● Extracted data entries:
===============
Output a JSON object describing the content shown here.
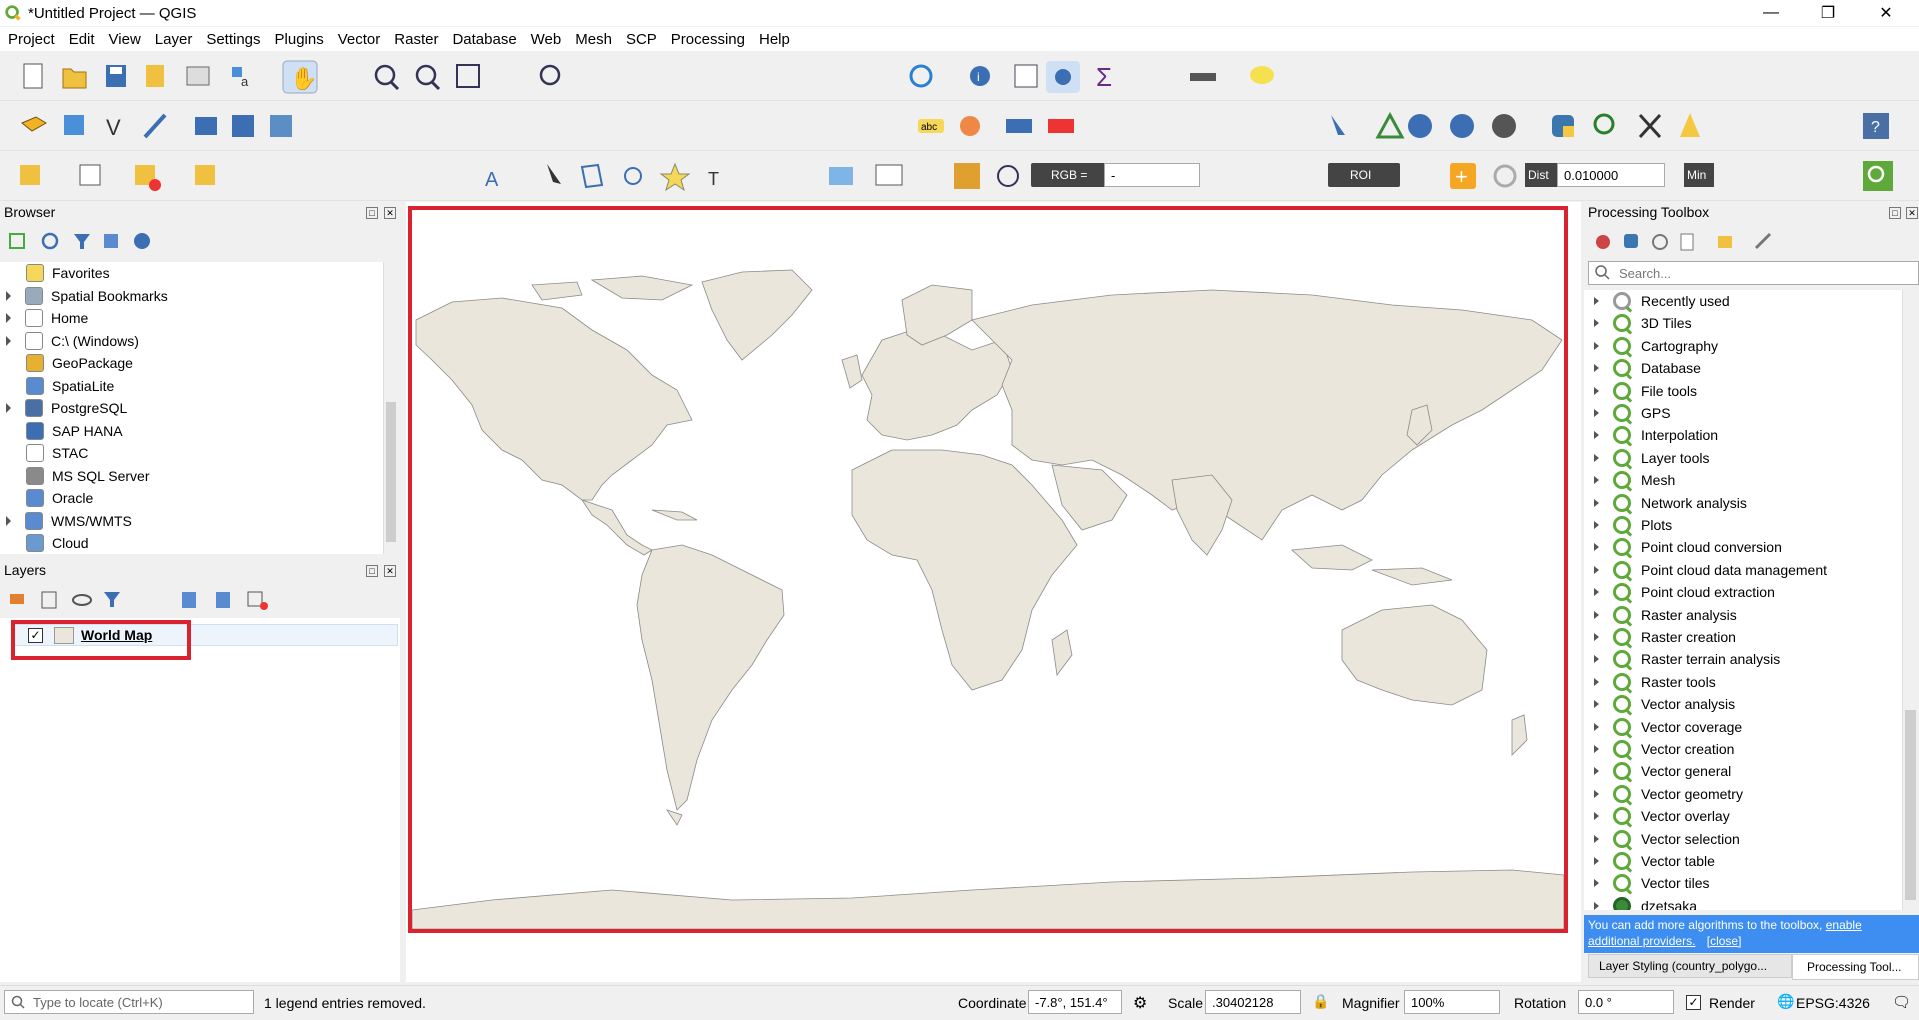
{
  "window": {
    "title": "*Untitled Project — QGIS"
  },
  "menu": [
    "Project",
    "Edit",
    "View",
    "Layer",
    "Settings",
    "Plugins",
    "Vector",
    "Raster",
    "Database",
    "Web",
    "Mesh",
    "SCP",
    "Processing",
    "Help"
  ],
  "toolbar3": {
    "rgb_label": "RGB =",
    "rgb_value": "-",
    "roi_label": "ROI",
    "dist_label": "Dist",
    "dist_value": "0.010000",
    "min_label": "Min"
  },
  "browser": {
    "title": "Browser",
    "items": [
      {
        "label": "Favorites",
        "icon": "star-icon",
        "expandable": false
      },
      {
        "label": "Spatial Bookmarks",
        "icon": "bookmark-icon",
        "expandable": true
      },
      {
        "label": "Home",
        "icon": "home-folder-icon",
        "expandable": true
      },
      {
        "label": "C:\\ (Windows)",
        "icon": "drive-icon",
        "expandable": true
      },
      {
        "label": "GeoPackage",
        "icon": "geopackage-icon",
        "expandable": false
      },
      {
        "label": "SpatiaLite",
        "icon": "spatialite-icon",
        "expandable": false
      },
      {
        "label": "PostgreSQL",
        "icon": "postgresql-icon",
        "expandable": true
      },
      {
        "label": "SAP HANA",
        "icon": "sap-hana-icon",
        "expandable": false
      },
      {
        "label": "STAC",
        "icon": "stac-icon",
        "expandable": false
      },
      {
        "label": "MS SQL Server",
        "icon": "mssql-icon",
        "expandable": false
      },
      {
        "label": "Oracle",
        "icon": "oracle-icon",
        "expandable": false
      },
      {
        "label": "WMS/WMTS",
        "icon": "wms-icon",
        "expandable": true
      },
      {
        "label": "Cloud",
        "icon": "cloud-icon",
        "expandable": false
      }
    ]
  },
  "layers": {
    "title": "Layers",
    "items": [
      {
        "label": "World Map",
        "checked": true,
        "swatch": "#ebe6dc"
      }
    ]
  },
  "toolbox": {
    "title": "Processing Toolbox",
    "search_placeholder": "Search...",
    "items": [
      "Recently used",
      "3D Tiles",
      "Cartography",
      "Database",
      "File tools",
      "GPS",
      "Interpolation",
      "Layer tools",
      "Mesh",
      "Network analysis",
      "Plots",
      "Point cloud conversion",
      "Point cloud data management",
      "Point cloud extraction",
      "Raster analysis",
      "Raster creation",
      "Raster terrain analysis",
      "Raster tools",
      "Vector analysis",
      "Vector coverage",
      "Vector creation",
      "Vector general",
      "Vector geometry",
      "Vector overlay",
      "Vector selection",
      "Vector table",
      "Vector tiles",
      "dzetsaka"
    ],
    "info_text": "You can add more algorithms to the toolbox,",
    "info_link1": "enable",
    "info_link2": "additional providers.",
    "info_close": "[close]",
    "tabs": [
      "Layer Styling (country_polygo...",
      "Processing Tool..."
    ]
  },
  "status": {
    "locate_placeholder": "Type to locate (Ctrl+K)",
    "message": "1 legend entries removed.",
    "coordinate_label": "Coordinate",
    "coordinate_value": "-7.8°, 151.4°",
    "scale_label": "Scale",
    "scale_value": ".30402128",
    "magnifier_label": "Magnifier",
    "magnifier_value": "100%",
    "rotation_label": "Rotation",
    "rotation_value": "0.0 °",
    "render_label": "Render",
    "crs": "EPSG:4326"
  },
  "colors": {
    "highlight": "#d9232e",
    "land": "#ebe6dc",
    "qgis_green": "#5fa83a",
    "info_bg": "#3d8ef0"
  }
}
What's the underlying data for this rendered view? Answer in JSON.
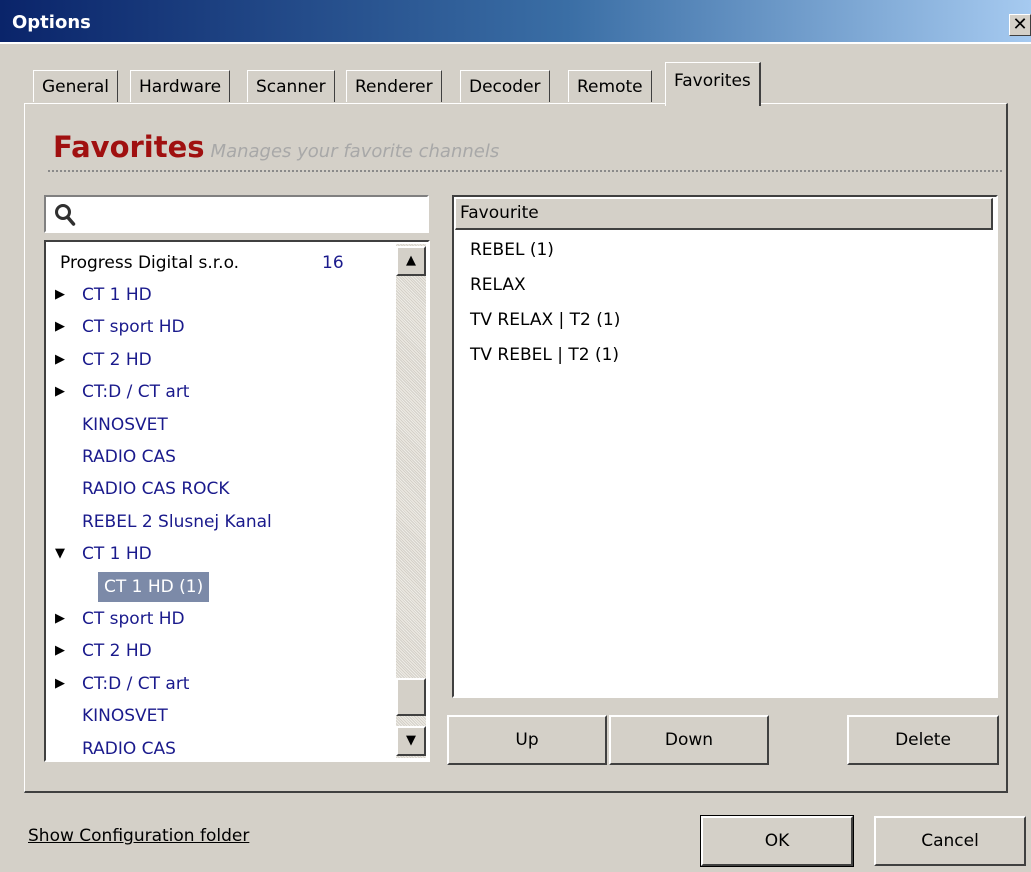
{
  "window": {
    "title": "Options",
    "close_glyph": "✕"
  },
  "tabs": [
    "General",
    "Hardware",
    "Scanner",
    "Renderer",
    "Decoder",
    "Remote",
    "Favorites"
  ],
  "active_tab": "Favorites",
  "heading": {
    "title": "Favorites",
    "subtitle": "Manages your favorite channels"
  },
  "search": {
    "value": "",
    "placeholder": "",
    "icon": "search-icon"
  },
  "tree": {
    "provider": "Progress Digital s.r.o.",
    "provider_count": "16",
    "rows": [
      {
        "label": "CT 1 HD",
        "arrow": "▶"
      },
      {
        "label": "CT sport HD",
        "arrow": "▶"
      },
      {
        "label": "CT 2 HD",
        "arrow": "▶"
      },
      {
        "label": "CT:D / CT art",
        "arrow": "▶"
      },
      {
        "label": "KINOSVET",
        "arrow": ""
      },
      {
        "label": "RADIO CAS",
        "arrow": ""
      },
      {
        "label": "RADIO CAS ROCK",
        "arrow": ""
      },
      {
        "label": "REBEL 2 Slusnej Kanal",
        "arrow": ""
      },
      {
        "label": "CT 1 HD",
        "arrow": "▼"
      },
      {
        "label": "CT 1 HD (1)",
        "arrow": "",
        "child": true,
        "selected": true
      },
      {
        "label": "CT sport HD",
        "arrow": "▶"
      },
      {
        "label": "CT 2 HD",
        "arrow": "▶"
      },
      {
        "label": "CT:D / CT art",
        "arrow": "▶"
      },
      {
        "label": "KINOSVET",
        "arrow": ""
      },
      {
        "label": "RADIO CAS",
        "arrow": ""
      }
    ]
  },
  "scrollbar": {
    "up_glyph": "▲",
    "down_glyph": "▼"
  },
  "favorites": {
    "header": "Favourite",
    "items": [
      "REBEL (1)",
      "RELAX",
      "TV RELAX | T2 (1)",
      "TV REBEL | T2 (1)"
    ]
  },
  "buttons": {
    "up": "Up",
    "down": "Down",
    "delete": "Delete",
    "ok": "OK",
    "cancel": "Cancel"
  },
  "footer_link": "Show Configuration folder"
}
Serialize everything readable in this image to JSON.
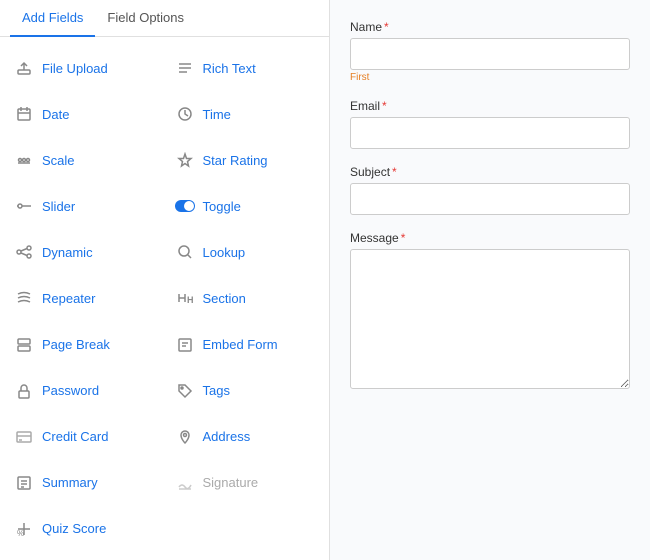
{
  "tabs": [
    {
      "id": "add-fields",
      "label": "Add Fields",
      "active": true
    },
    {
      "id": "field-options",
      "label": "Field Options",
      "active": false
    }
  ],
  "fields": [
    {
      "id": "file-upload",
      "label": "File Upload",
      "icon": "upload",
      "disabled": false,
      "col": 1
    },
    {
      "id": "rich-text",
      "label": "Rich Text",
      "icon": "lines",
      "disabled": false,
      "col": 2
    },
    {
      "id": "date",
      "label": "Date",
      "icon": "calendar",
      "disabled": false,
      "col": 1
    },
    {
      "id": "time",
      "label": "Time",
      "icon": "clock",
      "disabled": false,
      "col": 2
    },
    {
      "id": "scale",
      "label": "Scale",
      "icon": "scale",
      "disabled": false,
      "col": 1
    },
    {
      "id": "star-rating",
      "label": "Star Rating",
      "icon": "star",
      "disabled": false,
      "col": 2
    },
    {
      "id": "slider",
      "label": "Slider",
      "icon": "slider",
      "disabled": false,
      "col": 1
    },
    {
      "id": "toggle",
      "label": "Toggle",
      "icon": "toggle",
      "disabled": false,
      "col": 2
    },
    {
      "id": "dynamic",
      "label": "Dynamic",
      "icon": "dynamic",
      "disabled": false,
      "col": 1
    },
    {
      "id": "lookup",
      "label": "Lookup",
      "icon": "search",
      "disabled": false,
      "col": 2
    },
    {
      "id": "repeater",
      "label": "Repeater",
      "icon": "repeater",
      "disabled": false,
      "col": 1
    },
    {
      "id": "section",
      "label": "Section",
      "icon": "heading",
      "disabled": false,
      "col": 2
    },
    {
      "id": "page-break",
      "label": "Page Break",
      "icon": "pagebreak",
      "disabled": false,
      "col": 1
    },
    {
      "id": "embed-form",
      "label": "Embed Form",
      "icon": "embedform",
      "disabled": false,
      "col": 2
    },
    {
      "id": "password",
      "label": "Password",
      "icon": "lock",
      "disabled": false,
      "col": 1
    },
    {
      "id": "tags",
      "label": "Tags",
      "icon": "tag",
      "disabled": false,
      "col": 2
    },
    {
      "id": "credit-card",
      "label": "Credit Card",
      "icon": "creditcard",
      "disabled": false,
      "col": 1
    },
    {
      "id": "address",
      "label": "Address",
      "icon": "pin",
      "disabled": false,
      "col": 2
    },
    {
      "id": "summary",
      "label": "Summary",
      "icon": "summary",
      "disabled": false,
      "col": 1
    },
    {
      "id": "signature",
      "label": "Signature",
      "icon": "signature",
      "disabled": true,
      "col": 2
    },
    {
      "id": "quiz-score",
      "label": "Quiz Score",
      "icon": "quiz",
      "disabled": false,
      "col": 1
    }
  ],
  "form": {
    "name_label": "Name",
    "name_sublabel": "First",
    "email_label": "Email",
    "subject_label": "Subject",
    "message_label": "Message"
  }
}
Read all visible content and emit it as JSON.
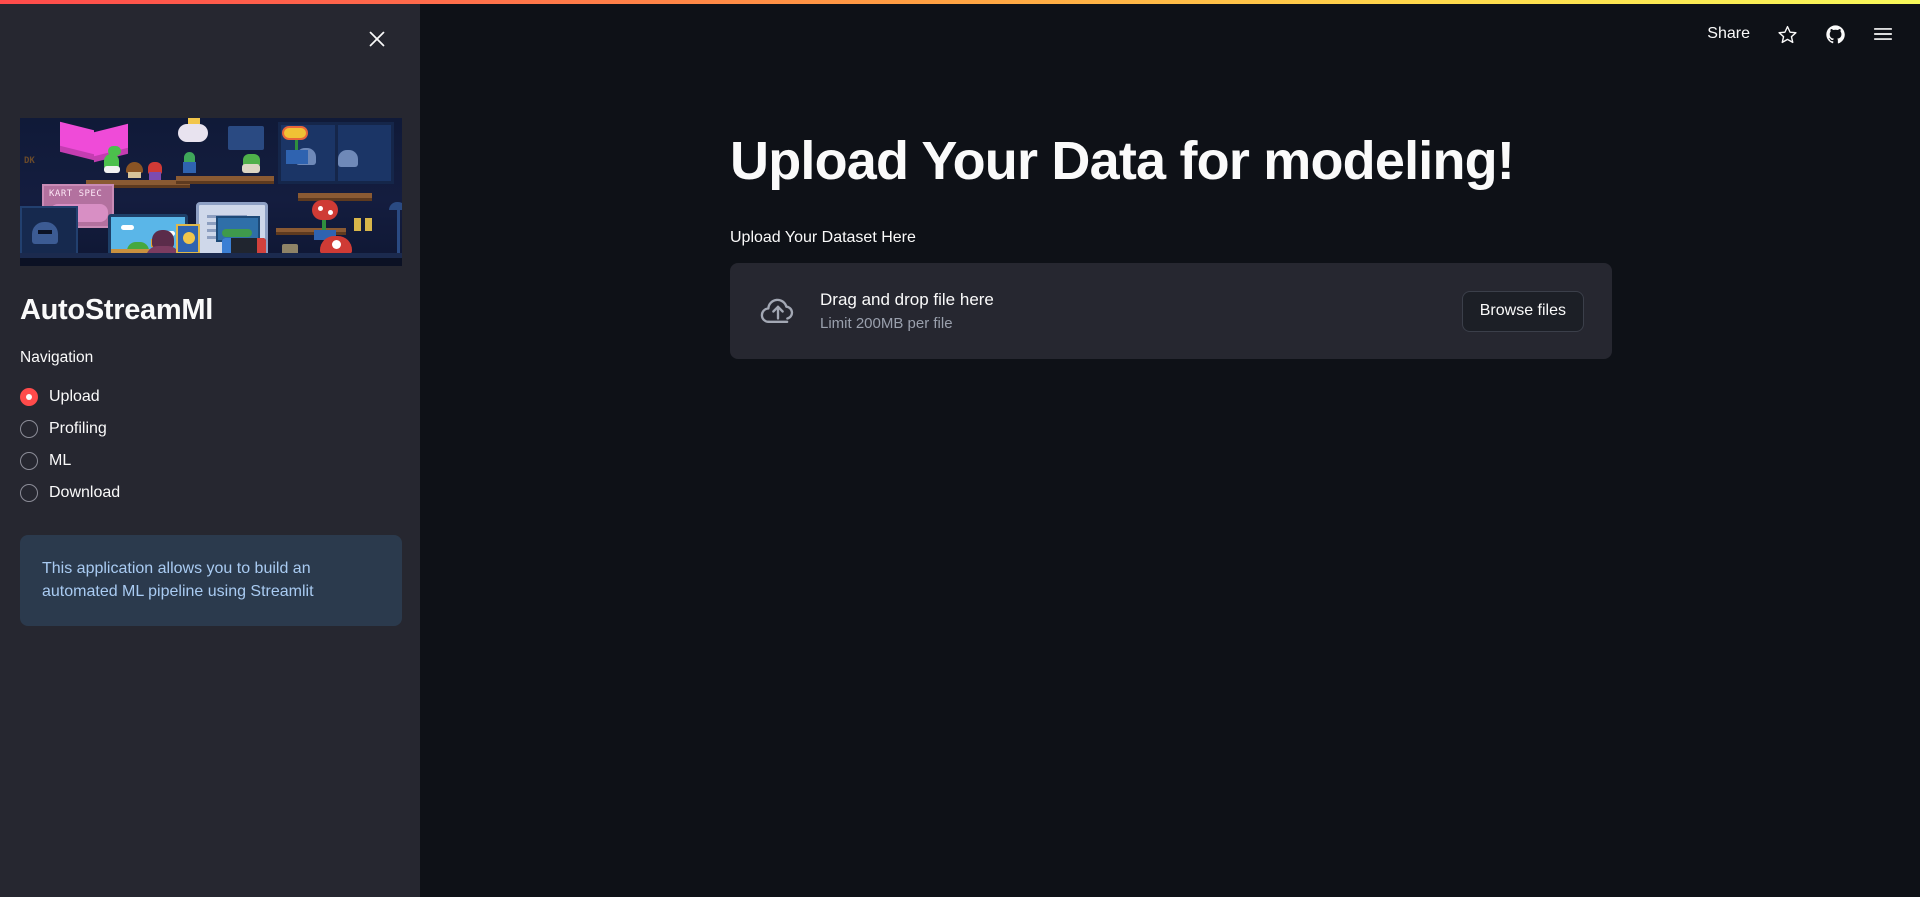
{
  "top_bar": {
    "gradient_from": "#ff4b4b",
    "gradient_mid": "#ff9f42",
    "gradient_to": "#f7f95a"
  },
  "toolbar": {
    "share_label": "Share",
    "star_icon": "star-icon",
    "github_icon": "github-icon",
    "menu_icon": "hamburger-menu-icon"
  },
  "sidebar": {
    "close_icon": "close-icon",
    "banner": {
      "alt": "pixel-art retro gaming room banner",
      "poster_text": "KART SPEC",
      "graffiti_text": "DK"
    },
    "app_title": "AutoStreamMl",
    "nav_label": "Navigation",
    "nav_items": [
      {
        "label": "Upload",
        "selected": true
      },
      {
        "label": "Profiling",
        "selected": false
      },
      {
        "label": "ML",
        "selected": false
      },
      {
        "label": "Download",
        "selected": false
      }
    ],
    "info_text": "This application allows you to build an automated ML pipeline using Streamlit",
    "accent_color": "#ff4b4b",
    "background_color": "#262730",
    "info_background": "#2b3a4d"
  },
  "main": {
    "page_title": "Upload Your Data for modeling!",
    "sub_label": "Upload Your Dataset Here",
    "uploader": {
      "icon": "cloud-upload-icon",
      "drop_text": "Drag and drop file here",
      "limit_text": "Limit 200MB per file",
      "browse_label": "Browse files"
    },
    "background_color": "#0e1117"
  }
}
===============
● Given problem: Read the entries and pick out all lines that include the word "analysis".

● Finished answer:
      "Network analysis",
      "Raster analysis",
      "Raster terrain analysis",
      "Vector analysis",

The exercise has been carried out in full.